■ Aim: Write out all of the lines below, exactly and completely.

•••

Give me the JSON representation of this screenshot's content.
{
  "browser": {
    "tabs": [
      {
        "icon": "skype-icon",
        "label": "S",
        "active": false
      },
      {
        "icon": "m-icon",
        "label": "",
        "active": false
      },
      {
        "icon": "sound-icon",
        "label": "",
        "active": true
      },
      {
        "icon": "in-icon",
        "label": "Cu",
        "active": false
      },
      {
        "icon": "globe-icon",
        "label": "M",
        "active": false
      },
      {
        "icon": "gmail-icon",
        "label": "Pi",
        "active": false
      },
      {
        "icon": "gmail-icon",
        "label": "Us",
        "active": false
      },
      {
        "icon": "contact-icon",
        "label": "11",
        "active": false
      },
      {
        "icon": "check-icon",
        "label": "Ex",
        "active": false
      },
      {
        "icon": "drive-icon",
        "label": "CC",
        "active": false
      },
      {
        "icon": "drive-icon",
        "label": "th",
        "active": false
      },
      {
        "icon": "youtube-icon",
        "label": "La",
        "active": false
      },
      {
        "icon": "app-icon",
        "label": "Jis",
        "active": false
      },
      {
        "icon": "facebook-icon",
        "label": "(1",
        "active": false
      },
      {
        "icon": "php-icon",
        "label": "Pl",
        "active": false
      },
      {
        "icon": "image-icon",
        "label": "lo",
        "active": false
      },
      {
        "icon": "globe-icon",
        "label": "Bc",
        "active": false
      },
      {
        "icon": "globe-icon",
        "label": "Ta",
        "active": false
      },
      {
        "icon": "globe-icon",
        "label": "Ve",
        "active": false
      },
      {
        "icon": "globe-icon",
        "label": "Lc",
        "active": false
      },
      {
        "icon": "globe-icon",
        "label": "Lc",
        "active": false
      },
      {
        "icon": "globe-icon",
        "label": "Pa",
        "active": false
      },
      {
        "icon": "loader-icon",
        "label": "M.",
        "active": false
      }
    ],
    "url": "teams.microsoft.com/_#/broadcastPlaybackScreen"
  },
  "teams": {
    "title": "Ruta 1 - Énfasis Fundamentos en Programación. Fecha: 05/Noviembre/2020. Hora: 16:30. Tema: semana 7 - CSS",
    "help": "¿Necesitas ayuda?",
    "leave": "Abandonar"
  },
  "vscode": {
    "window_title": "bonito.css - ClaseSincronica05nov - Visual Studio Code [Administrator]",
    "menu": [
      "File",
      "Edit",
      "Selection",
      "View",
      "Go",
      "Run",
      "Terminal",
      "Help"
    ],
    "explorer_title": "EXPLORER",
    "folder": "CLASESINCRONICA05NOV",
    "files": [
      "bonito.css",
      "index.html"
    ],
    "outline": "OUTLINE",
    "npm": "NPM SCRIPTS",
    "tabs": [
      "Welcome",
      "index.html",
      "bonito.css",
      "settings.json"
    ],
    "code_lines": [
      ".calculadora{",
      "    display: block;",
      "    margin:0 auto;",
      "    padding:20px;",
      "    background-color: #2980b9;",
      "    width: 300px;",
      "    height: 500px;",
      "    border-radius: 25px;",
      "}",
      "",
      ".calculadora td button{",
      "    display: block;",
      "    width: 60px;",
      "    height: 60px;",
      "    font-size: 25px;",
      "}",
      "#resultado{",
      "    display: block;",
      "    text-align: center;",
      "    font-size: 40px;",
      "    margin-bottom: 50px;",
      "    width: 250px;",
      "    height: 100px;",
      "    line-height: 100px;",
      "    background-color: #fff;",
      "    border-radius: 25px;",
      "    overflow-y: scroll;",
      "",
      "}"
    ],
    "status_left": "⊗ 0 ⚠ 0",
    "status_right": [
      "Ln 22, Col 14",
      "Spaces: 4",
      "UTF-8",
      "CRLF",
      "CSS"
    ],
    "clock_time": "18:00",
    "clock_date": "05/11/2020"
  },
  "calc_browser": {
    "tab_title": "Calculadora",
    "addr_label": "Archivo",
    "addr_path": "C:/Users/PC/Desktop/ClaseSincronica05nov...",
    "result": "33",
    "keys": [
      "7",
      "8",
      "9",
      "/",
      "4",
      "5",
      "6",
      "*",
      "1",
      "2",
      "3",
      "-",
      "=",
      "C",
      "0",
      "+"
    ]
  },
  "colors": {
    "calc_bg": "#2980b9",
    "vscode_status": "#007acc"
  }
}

•••

■ Solution to the exercise:
Give me the JSON representation of this screenshot's content.
{
  "browser": {
    "tabs": [
      {
        "icon": "skype-icon",
        "label": "S",
        "active": false
      },
      {
        "icon": "m-icon",
        "label": "",
        "active": false
      },
      {
        "icon": "sound-icon",
        "label": "",
        "active": true
      },
      {
        "icon": "in-icon",
        "label": "Cu",
        "active": false
      },
      {
        "icon": "globe-icon",
        "label": "M",
        "active": false
      },
      {
        "icon": "gmail-icon",
        "label": "Pi",
        "active": false
      },
      {
        "icon": "gmail-icon",
        "label": "Us",
        "active": false
      },
      {
        "icon": "contact-icon",
        "label": "11",
        "active": false
      },
      {
        "icon": "check-icon",
        "label": "Ex",
        "active": false
      },
      {
        "icon": "drive-icon",
        "label": "CC",
        "active": false
      },
      {
        "icon": "drive-icon",
        "label": "th",
        "active": false
      },
      {
        "icon": "youtube-icon",
        "label": "La",
        "active": false
      },
      {
        "icon": "app-icon",
        "label": "Jis",
        "active": false
      },
      {
        "icon": "facebook-icon",
        "label": "(1",
        "active": false
      },
      {
        "icon": "php-icon",
        "label": "Pl",
        "active": false
      },
      {
        "icon": "image-icon",
        "label": "lo",
        "active": false
      },
      {
        "icon": "globe-icon",
        "label": "Bc",
        "active": false
      },
      {
        "icon": "globe-icon",
        "label": "Ta",
        "active": false
      },
      {
        "icon": "globe-icon",
        "label": "Ve",
        "active": false
      },
      {
        "icon": "globe-icon",
        "label": "Lc",
        "active": false
      },
      {
        "icon": "globe-icon",
        "label": "Lc",
        "active": false
      },
      {
        "icon": "globe-icon",
        "label": "Pa",
        "active": false
      },
      {
        "icon": "loader-icon",
        "label": "M.",
        "active": false
      }
    ],
    "url": "teams.microsoft.com/_#/broadcastPlaybackScreen"
  },
  "teams": {
    "title": "Ruta 1 - Énfasis Fundamentos en Programación. Fecha: 05/Noviembre/2020. Hora: 16:30. Tema: semana 7 - CSS",
    "help": "¿Necesitas ayuda?",
    "leave": "Abandonar"
  },
  "vscode": {
    "window_title": "bonito.css - ClaseSincronica05nov - Visual Studio Code [Administrator]",
    "menu": [
      "File",
      "Edit",
      "Selection",
      "View",
      "Go",
      "Run",
      "Terminal",
      "Help"
    ],
    "explorer_title": "EXPLORER",
    "folder": "CLASESINCRONICA05NOV",
    "files": [
      "bonito.css",
      "index.html"
    ],
    "outline": "OUTLINE",
    "npm": "NPM SCRIPTS",
    "tabs": [
      "Welcome",
      "index.html",
      "bonito.css",
      "settings.json"
    ],
    "code_lines": [
      ".calculadora{",
      "    display: block;",
      "    margin:0 auto;",
      "    padding:20px;",
      "    background-color: #2980b9;",
      "    width: 300px;",
      "    height: 500px;",
      "    border-radius: 25px;",
      "}",
      "",
      ".calculadora td button{",
      "    display: block;",
      "    width: 60px;",
      "    height: 60px;",
      "    font-size: 25px;",
      "}",
      "#resultado{",
      "    display: block;",
      "    text-align: center;",
      "    font-size: 40px;",
      "    margin-bottom: 50px;",
      "    width: 250px;",
      "    height: 100px;",
      "    line-height: 100px;",
      "    background-color: #fff;",
      "    border-radius: 25px;",
      "    overflow-y: scroll;",
      "",
      "}"
    ],
    "status_left": "⊗ 0 ⚠ 0",
    "status_right": [
      "Ln 22, Col 14",
      "Spaces: 4",
      "UTF-8",
      "CRLF",
      "CSS"
    ],
    "clock_time": "18:00",
    "clock_date": "05/11/2020"
  },
  "calc_browser": {
    "tab_title": "Calculadora",
    "addr_label": "Archivo",
    "addr_path": "C:/Users/PC/Desktop/ClaseSincronica05nov...",
    "result": "33",
    "keys": [
      "7",
      "8",
      "9",
      "/",
      "4",
      "5",
      "6",
      "*",
      "1",
      "2",
      "3",
      "-",
      "=",
      "C",
      "0",
      "+"
    ]
  },
  "colors": {
    "calc_bg": "#2980b9",
    "vscode_status": "#007acc"
  }
}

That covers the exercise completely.